--- start of Exercise materials ---

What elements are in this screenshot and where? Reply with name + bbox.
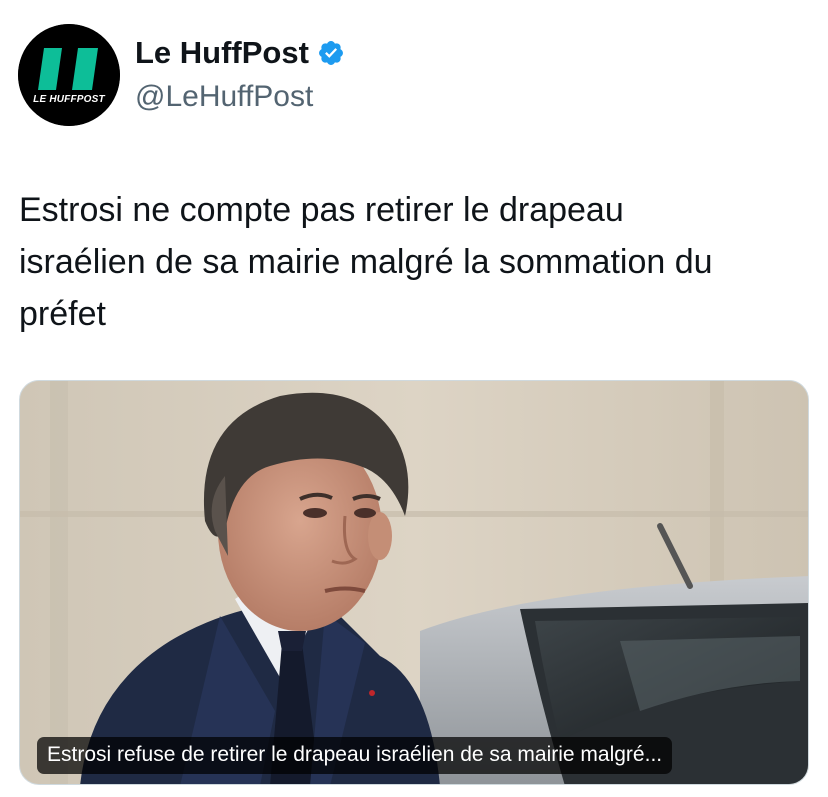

--- end of Exercise materials ---
--- start of Exercise materials ---

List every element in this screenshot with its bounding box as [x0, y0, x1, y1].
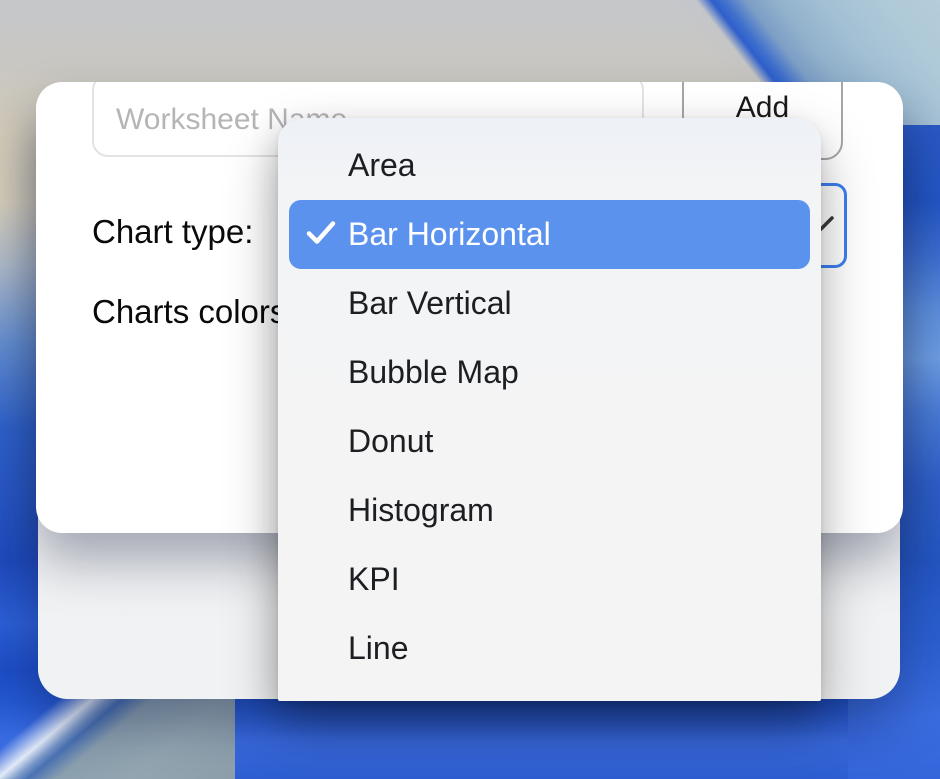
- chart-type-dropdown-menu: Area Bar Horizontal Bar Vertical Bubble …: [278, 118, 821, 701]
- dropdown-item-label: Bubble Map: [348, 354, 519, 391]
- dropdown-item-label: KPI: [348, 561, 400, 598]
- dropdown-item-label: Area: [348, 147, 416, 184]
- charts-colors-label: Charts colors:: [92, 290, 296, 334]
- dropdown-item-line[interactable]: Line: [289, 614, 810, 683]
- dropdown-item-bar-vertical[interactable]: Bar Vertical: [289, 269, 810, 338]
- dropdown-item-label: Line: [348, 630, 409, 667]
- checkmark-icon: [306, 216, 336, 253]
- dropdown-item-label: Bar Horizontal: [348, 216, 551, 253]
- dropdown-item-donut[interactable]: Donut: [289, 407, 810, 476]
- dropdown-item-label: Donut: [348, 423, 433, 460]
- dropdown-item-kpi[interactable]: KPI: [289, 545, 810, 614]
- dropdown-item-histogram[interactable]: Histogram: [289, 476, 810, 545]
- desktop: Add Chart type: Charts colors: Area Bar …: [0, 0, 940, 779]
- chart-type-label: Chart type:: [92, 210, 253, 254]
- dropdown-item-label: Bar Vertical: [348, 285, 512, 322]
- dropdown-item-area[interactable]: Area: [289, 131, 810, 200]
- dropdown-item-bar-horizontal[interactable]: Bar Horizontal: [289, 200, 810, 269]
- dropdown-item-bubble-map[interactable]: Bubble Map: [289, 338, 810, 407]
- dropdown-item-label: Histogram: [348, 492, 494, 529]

--- end of Exercise materials ---
--- start of Exercise materials ---

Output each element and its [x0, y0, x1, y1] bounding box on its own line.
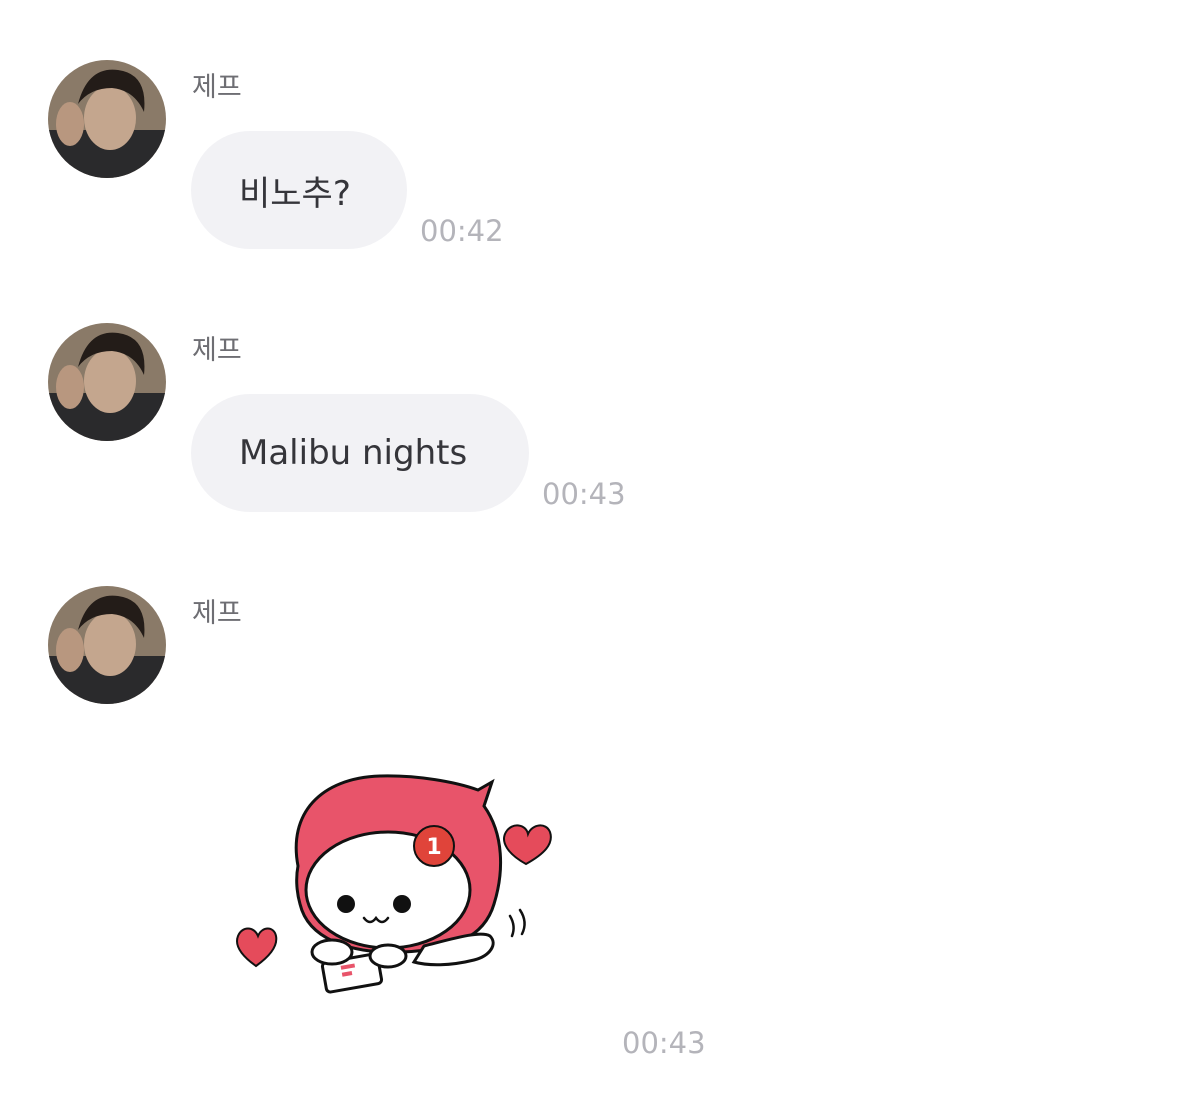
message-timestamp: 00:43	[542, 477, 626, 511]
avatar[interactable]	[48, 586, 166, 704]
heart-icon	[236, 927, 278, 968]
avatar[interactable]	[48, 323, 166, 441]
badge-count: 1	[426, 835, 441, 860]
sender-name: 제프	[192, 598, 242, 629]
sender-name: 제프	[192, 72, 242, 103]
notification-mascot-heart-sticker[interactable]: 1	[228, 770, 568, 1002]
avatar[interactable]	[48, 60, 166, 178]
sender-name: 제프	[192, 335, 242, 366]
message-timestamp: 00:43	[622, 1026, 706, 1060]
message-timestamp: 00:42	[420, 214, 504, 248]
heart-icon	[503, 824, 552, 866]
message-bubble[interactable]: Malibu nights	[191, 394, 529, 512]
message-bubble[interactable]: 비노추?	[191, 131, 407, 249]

--- end of Exercise materials ---

- _What you will do_
Starting at the line that contains "Output each element" and ending at the line that contains "131, 407, 249]", put those item lines into a Markdown table with the columns Row and Line, one numbered row per line. Leave out blank lines and the pictures.

- _Complete output_
| Row | Line |
|---|---|
| 1 | Output each element and its [x0, y0, x1, y1] bounding box on its own line. |
| 2 | message-timestamp: 00:43	[542, 477, 626, 511] |
| 3 | avatar[interactable]	[48, 586, 166, 704] |
| 4 | heart-icon	[236, 927, 278, 968] |
| 5 | avatar[interactable]	[48, 323, 166, 441] |
| 6 | badge-count: 1	[426, 835, 441, 860] |
| 7 | sender-name: 제프	[192, 598, 242, 629] |
| 8 | sender-name: 제프	[192, 72, 242, 103] |
| 9 | notification-mascot-heart-sticker[interactable]: 1	[228, 770, 568, 1002] |
| 10 | avatar[interactable]	[48, 60, 166, 178] |
| 11 | sender-name: 제프	[192, 335, 242, 366] |
| 12 | message-timestamp: 00:43	[622, 1026, 706, 1060] |
| 13 | message-timestamp: 00:42	[420, 214, 504, 248] |
| 14 | heart-icon	[503, 824, 552, 866] |
| 15 | message-bubble[interactable]: Malibu nights	[191, 394, 529, 512] |
| 16 | message-bubble[interactable]: 비노추?	[191, 131, 407, 249] |